##### INPUT MATERIAL #####

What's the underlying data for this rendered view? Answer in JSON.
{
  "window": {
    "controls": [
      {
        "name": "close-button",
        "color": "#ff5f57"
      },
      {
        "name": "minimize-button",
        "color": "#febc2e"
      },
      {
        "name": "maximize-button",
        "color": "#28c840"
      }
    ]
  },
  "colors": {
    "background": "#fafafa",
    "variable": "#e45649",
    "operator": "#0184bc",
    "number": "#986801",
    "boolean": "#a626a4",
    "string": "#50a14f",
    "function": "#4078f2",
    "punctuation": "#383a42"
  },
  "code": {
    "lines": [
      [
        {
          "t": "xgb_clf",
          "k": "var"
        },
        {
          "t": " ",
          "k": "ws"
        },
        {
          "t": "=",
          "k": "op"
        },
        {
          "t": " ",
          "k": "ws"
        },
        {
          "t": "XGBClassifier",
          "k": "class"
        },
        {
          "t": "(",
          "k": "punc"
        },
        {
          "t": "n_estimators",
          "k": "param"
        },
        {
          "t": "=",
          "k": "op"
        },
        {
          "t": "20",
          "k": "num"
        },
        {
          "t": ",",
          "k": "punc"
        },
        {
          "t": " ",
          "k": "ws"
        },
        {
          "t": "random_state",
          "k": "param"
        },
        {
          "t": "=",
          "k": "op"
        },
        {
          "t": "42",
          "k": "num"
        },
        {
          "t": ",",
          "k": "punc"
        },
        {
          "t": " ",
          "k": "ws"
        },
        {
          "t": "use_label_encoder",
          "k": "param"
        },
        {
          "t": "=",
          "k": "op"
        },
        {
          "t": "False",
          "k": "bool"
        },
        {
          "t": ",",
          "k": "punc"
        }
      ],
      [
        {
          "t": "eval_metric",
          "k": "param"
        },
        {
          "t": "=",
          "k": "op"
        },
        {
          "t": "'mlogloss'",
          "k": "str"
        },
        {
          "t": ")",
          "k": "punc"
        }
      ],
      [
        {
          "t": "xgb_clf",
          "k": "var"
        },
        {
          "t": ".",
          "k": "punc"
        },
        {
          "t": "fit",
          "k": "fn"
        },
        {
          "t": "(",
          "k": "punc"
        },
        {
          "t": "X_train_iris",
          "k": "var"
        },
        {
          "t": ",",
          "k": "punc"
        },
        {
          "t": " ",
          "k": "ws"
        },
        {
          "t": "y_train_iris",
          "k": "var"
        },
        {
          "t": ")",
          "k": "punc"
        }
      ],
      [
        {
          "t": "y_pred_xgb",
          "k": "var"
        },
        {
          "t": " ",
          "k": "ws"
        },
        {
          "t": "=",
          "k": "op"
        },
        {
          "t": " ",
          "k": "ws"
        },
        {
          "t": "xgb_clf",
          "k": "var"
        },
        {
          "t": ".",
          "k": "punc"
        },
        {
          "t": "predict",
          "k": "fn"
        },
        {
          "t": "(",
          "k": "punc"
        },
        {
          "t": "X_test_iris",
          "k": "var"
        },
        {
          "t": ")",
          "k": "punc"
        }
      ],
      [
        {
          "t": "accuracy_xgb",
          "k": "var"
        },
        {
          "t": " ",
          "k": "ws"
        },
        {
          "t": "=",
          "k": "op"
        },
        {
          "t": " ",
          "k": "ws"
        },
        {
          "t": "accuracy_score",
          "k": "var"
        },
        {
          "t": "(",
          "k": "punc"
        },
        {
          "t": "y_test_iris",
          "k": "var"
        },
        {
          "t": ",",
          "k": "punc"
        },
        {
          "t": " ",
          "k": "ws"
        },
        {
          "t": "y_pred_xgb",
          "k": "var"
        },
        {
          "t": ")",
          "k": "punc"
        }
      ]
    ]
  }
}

#####

> **EXERCISE TASK**: From the entries above, extract each line containing "button".

> **EXERCISE OUTPUT**:
        "name": "close-button",
        "name": "minimize-button",
        "name": "maximize-button",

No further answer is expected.